JOB: Omit the images, then output each of the records below exactly.

RECORDS TO USE:
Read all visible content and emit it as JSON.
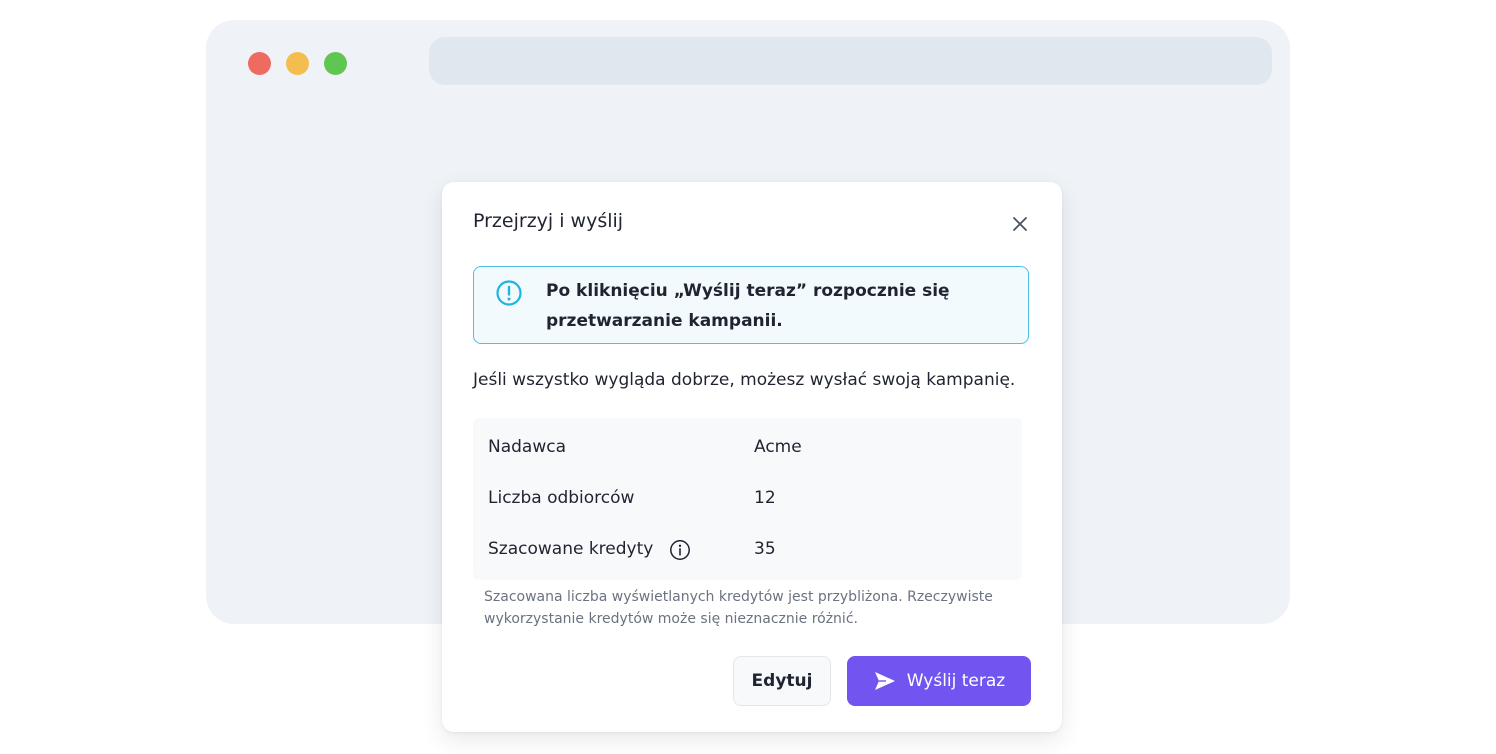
{
  "window": {
    "traffic_lights": [
      "close",
      "minimize",
      "maximize"
    ],
    "colors": {
      "red": "#ee6b60",
      "yellow": "#f5bd4f",
      "green": "#61c554"
    }
  },
  "dialog": {
    "title": "Przejrzyj i wyślij",
    "close_icon": "close-icon",
    "alert": {
      "icon": "exclamation-circle-icon",
      "text": "Po kliknięciu „Wyślij teraz” rozpocznie się przetwarzanie kampanii."
    },
    "intro": "Jeśli wszystko wygląda dobrze, możesz wysłać swoją kampanię.",
    "summary": [
      {
        "label": "Nadawca",
        "value": "Acme"
      },
      {
        "label": "Liczba odbiorców",
        "value": "12"
      },
      {
        "label": "Szacowane kredyty",
        "value": "35",
        "icon": "info-icon"
      }
    ],
    "note": "Szacowana liczba wyświetlanych kredytów jest przybliżona. Rzeczywiste wykorzystanie kredytów może się nieznacznie różnić.",
    "buttons": {
      "edit": "Edytuj",
      "send": "Wyślij teraz",
      "send_icon": "send-icon"
    }
  },
  "colors": {
    "accent": "#7255f0",
    "alert_border": "#4cc0e8",
    "alert_bg": "#f2fafe"
  }
}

WRITTEN REPLY:
Read all visible content and emit it as JSON.
{
  "window": {
    "traffic_lights": [
      "close",
      "minimize",
      "maximize"
    ],
    "colors": {
      "red": "#ee6b60",
      "yellow": "#f5bd4f",
      "green": "#61c554"
    }
  },
  "dialog": {
    "title": "Przejrzyj i wyślij",
    "close_icon": "close-icon",
    "alert": {
      "icon": "exclamation-circle-icon",
      "text": "Po kliknięciu „Wyślij teraz” rozpocznie się przetwarzanie kampanii."
    },
    "intro": "Jeśli wszystko wygląda dobrze, możesz wysłać swoją kampanię.",
    "summary": [
      {
        "label": "Nadawca",
        "value": "Acme"
      },
      {
        "label": "Liczba odbiorców",
        "value": "12"
      },
      {
        "label": "Szacowane kredyty",
        "value": "35",
        "icon": "info-icon"
      }
    ],
    "note": "Szacowana liczba wyświetlanych kredytów jest przybliżona. Rzeczywiste wykorzystanie kredytów może się nieznacznie różnić.",
    "buttons": {
      "edit": "Edytuj",
      "send": "Wyślij teraz",
      "send_icon": "send-icon"
    }
  },
  "colors": {
    "accent": "#7255f0",
    "alert_border": "#4cc0e8",
    "alert_bg": "#f2fafe"
  }
}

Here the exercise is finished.